● **REQUIREMENTS**
Pull every line that holds the word "저녁미사" from the entries.

● **Stored entries**

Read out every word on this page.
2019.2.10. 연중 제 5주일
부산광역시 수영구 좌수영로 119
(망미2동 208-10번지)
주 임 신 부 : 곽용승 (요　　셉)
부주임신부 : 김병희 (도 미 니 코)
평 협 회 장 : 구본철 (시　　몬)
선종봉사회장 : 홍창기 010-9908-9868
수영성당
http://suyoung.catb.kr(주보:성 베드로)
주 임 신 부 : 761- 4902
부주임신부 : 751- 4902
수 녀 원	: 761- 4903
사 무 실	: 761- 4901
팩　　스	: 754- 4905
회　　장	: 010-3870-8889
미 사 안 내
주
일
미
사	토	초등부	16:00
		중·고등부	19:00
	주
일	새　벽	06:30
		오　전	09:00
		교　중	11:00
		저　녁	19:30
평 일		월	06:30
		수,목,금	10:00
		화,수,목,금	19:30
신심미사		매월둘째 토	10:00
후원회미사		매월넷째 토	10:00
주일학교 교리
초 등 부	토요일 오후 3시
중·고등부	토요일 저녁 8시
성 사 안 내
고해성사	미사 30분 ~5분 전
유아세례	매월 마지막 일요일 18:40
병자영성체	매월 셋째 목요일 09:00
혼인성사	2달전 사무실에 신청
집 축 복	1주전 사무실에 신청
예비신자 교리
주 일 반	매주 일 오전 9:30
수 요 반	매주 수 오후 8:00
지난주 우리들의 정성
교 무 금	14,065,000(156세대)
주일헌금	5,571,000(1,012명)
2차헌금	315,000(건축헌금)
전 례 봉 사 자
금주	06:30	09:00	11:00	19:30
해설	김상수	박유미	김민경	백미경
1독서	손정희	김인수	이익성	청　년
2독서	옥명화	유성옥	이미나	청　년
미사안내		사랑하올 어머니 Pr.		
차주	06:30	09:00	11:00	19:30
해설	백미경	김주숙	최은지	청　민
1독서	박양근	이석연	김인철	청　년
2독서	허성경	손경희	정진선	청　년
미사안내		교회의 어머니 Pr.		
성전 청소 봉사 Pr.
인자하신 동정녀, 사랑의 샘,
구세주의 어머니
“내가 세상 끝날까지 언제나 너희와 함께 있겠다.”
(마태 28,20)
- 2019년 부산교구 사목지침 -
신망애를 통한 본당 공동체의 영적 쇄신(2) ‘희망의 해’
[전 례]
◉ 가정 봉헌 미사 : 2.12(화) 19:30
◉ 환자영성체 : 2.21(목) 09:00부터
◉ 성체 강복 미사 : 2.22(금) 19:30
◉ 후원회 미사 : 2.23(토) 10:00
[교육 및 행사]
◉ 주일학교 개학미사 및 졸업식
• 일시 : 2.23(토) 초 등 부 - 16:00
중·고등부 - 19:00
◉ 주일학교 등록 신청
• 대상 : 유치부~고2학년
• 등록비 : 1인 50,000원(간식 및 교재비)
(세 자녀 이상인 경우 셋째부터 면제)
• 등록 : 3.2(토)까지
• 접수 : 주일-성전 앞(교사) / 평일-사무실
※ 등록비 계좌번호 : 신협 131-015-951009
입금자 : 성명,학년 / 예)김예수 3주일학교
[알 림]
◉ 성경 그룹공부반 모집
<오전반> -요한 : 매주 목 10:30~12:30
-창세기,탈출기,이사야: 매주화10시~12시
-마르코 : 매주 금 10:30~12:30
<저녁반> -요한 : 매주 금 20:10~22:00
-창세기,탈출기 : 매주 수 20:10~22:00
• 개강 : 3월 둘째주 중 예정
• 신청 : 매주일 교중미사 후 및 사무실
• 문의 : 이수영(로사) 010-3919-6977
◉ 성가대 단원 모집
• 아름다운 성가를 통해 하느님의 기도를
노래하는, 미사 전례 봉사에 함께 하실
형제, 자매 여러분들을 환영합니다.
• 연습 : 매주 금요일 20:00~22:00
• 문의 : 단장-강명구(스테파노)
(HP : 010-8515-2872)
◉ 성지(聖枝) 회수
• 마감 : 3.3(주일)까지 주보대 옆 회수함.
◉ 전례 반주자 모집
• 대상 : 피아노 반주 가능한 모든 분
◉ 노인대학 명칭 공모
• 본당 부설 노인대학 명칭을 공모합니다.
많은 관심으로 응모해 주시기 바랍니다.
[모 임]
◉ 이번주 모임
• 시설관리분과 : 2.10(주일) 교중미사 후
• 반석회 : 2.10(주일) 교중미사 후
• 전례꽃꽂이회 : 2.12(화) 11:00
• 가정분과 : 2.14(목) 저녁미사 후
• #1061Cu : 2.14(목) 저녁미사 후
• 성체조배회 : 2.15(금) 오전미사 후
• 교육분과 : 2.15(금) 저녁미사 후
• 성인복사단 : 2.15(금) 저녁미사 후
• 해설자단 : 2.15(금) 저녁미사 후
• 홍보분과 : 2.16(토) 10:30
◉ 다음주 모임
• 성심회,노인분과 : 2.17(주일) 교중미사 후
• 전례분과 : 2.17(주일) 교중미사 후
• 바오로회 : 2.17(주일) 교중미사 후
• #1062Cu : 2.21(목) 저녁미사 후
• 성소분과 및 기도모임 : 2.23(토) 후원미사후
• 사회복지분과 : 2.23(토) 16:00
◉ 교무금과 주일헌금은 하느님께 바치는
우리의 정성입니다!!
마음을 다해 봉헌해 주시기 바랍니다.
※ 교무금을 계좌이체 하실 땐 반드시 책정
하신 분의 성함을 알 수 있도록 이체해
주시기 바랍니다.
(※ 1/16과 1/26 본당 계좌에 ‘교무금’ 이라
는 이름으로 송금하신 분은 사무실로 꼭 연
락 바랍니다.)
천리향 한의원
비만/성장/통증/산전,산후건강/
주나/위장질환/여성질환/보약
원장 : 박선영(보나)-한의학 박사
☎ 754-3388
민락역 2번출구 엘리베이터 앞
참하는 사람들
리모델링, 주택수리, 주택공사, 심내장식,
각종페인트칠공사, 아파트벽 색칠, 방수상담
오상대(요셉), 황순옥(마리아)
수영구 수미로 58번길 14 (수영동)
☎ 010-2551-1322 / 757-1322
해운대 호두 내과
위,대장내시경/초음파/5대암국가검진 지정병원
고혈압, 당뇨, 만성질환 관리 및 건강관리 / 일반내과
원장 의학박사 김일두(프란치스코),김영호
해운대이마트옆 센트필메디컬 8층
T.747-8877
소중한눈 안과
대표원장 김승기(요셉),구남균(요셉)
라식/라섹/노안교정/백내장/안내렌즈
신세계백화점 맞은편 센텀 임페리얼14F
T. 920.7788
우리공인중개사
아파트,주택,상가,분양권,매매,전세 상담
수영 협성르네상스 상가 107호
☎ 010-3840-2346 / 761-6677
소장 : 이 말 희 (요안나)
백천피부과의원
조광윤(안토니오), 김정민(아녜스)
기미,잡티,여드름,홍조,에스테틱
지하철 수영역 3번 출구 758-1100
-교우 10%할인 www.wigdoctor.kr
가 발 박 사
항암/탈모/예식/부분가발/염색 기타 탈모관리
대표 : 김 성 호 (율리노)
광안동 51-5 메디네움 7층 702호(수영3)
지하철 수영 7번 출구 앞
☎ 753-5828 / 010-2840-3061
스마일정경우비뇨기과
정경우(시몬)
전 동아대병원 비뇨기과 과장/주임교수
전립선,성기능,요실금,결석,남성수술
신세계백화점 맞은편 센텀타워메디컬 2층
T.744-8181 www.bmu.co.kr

● **WORKED SOLUTION**
• 가정분과 : 2.14(목) 저녁미사 후
• #1061Cu : 2.14(목) 저녁미사 후
• 교육분과 : 2.15(금) 저녁미사 후
• 성인복사단 : 2.15(금) 저녁미사 후
• 해설자단 : 2.15(금) 저녁미사 후
• #1062Cu : 2.21(목) 저녁미사 후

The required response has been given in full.